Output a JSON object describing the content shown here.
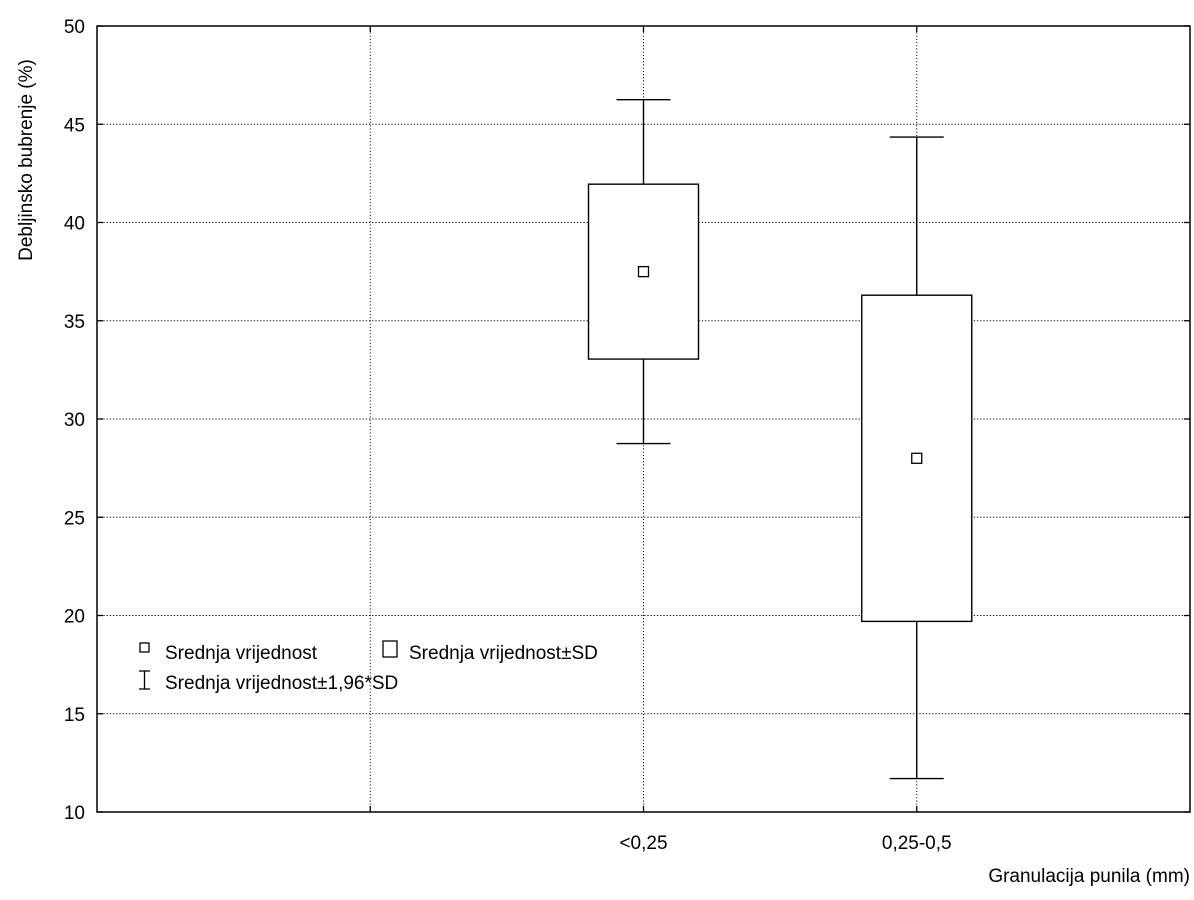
{
  "chart_data": {
    "type": "boxplot",
    "xlabel": "Granulacija punila (mm)",
    "ylabel": "Debljinsko bubrenje (%)",
    "ylim": [
      10,
      50
    ],
    "yticks": [
      10,
      15,
      20,
      25,
      30,
      35,
      40,
      45,
      50
    ],
    "categories": [
      "<0,25",
      "0,25-0,5"
    ],
    "series": [
      {
        "category": "<0,25",
        "mean": 37.5,
        "mean_minus_sd": 33.05,
        "mean_plus_sd": 41.95,
        "mean_minus_1_96sd": 28.75,
        "mean_plus_1_96sd": 46.25
      },
      {
        "category": "0,25-0,5",
        "mean": 28.0,
        "mean_minus_sd": 19.7,
        "mean_plus_sd": 36.3,
        "mean_minus_1_96sd": 11.7,
        "mean_plus_1_96sd": 44.35
      }
    ],
    "grid": true,
    "legend": {
      "placement": "left-lower",
      "items": [
        {
          "symbol": "small-square",
          "label": "Srednja vrijednost"
        },
        {
          "symbol": "box",
          "label": "Srednja vrijednost±SD"
        },
        {
          "symbol": "whisker",
          "label": "Srednja vrijednost±1,96*SD"
        }
      ]
    }
  }
}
= = = = =
Copy out each line of the entries that holds "symbol".

FINAL ANSWER:
          "symbol": "small-square",
          "symbol": "box",
          "symbol": "whisker",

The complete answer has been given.